BRIEF -> Pick out every line with the word "this" and copy it.
·····
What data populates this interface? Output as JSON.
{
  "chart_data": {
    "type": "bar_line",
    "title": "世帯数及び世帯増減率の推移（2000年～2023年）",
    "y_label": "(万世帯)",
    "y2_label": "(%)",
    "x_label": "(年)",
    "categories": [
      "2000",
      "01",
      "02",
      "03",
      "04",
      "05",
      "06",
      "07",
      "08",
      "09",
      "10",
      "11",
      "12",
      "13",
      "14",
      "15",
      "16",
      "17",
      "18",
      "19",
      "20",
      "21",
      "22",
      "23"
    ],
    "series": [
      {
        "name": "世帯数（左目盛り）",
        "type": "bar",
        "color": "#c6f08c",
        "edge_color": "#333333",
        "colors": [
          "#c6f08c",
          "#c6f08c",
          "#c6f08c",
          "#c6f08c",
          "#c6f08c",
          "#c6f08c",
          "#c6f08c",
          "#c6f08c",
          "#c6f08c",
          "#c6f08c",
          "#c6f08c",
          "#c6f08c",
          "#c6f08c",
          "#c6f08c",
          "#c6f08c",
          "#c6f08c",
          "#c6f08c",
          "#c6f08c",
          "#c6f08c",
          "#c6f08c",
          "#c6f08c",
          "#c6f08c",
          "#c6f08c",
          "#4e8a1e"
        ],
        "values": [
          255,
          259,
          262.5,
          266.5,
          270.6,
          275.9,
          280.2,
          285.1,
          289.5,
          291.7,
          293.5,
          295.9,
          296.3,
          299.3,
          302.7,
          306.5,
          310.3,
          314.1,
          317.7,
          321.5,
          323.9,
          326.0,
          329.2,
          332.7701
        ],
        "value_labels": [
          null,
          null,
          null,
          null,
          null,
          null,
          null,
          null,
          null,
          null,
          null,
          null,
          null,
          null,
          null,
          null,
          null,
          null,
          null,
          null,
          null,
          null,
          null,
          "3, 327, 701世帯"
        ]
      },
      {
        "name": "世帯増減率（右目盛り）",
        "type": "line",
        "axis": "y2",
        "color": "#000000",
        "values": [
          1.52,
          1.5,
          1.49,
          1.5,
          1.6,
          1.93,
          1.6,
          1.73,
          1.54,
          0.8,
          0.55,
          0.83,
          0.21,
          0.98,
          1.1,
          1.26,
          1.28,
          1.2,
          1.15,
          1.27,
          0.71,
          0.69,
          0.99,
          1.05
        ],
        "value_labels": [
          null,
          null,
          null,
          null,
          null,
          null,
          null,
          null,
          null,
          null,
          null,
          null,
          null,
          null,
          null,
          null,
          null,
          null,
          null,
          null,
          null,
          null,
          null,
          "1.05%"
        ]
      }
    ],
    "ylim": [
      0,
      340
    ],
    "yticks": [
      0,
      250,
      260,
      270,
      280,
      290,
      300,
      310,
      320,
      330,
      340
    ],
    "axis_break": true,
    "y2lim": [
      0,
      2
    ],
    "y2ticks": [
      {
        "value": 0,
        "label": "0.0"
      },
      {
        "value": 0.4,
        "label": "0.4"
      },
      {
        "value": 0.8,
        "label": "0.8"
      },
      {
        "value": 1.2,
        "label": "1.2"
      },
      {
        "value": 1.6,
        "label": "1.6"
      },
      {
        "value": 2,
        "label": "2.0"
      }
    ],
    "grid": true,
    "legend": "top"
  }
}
·····
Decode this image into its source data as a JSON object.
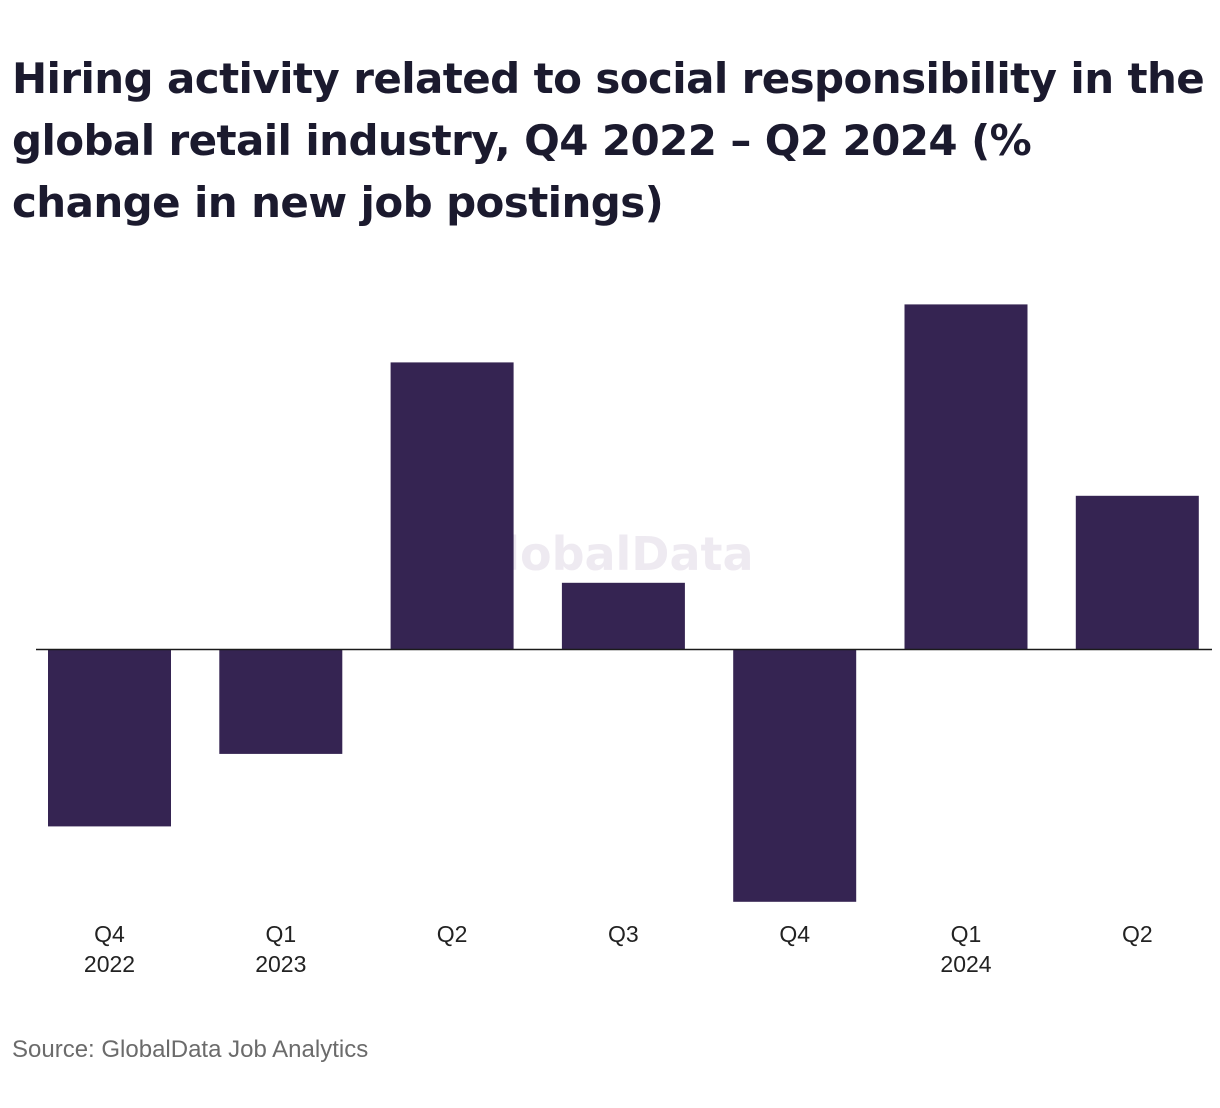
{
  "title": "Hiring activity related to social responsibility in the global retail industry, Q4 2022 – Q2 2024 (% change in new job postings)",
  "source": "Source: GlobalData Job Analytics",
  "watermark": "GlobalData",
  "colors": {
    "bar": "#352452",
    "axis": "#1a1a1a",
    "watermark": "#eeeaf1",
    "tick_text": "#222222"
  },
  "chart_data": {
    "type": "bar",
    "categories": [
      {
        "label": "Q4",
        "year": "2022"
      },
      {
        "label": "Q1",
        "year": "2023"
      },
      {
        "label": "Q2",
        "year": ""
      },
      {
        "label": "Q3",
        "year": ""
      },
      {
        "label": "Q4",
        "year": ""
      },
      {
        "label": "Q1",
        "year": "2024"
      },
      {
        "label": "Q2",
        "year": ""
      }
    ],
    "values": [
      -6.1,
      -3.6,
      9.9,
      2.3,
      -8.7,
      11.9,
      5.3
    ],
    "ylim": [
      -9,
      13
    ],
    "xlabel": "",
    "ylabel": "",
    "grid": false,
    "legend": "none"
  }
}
·····
RESPONSE TO THE EXERCISE ->
What data populates this interface? Output as JSON.
Decode this image into its source data as a JSON object.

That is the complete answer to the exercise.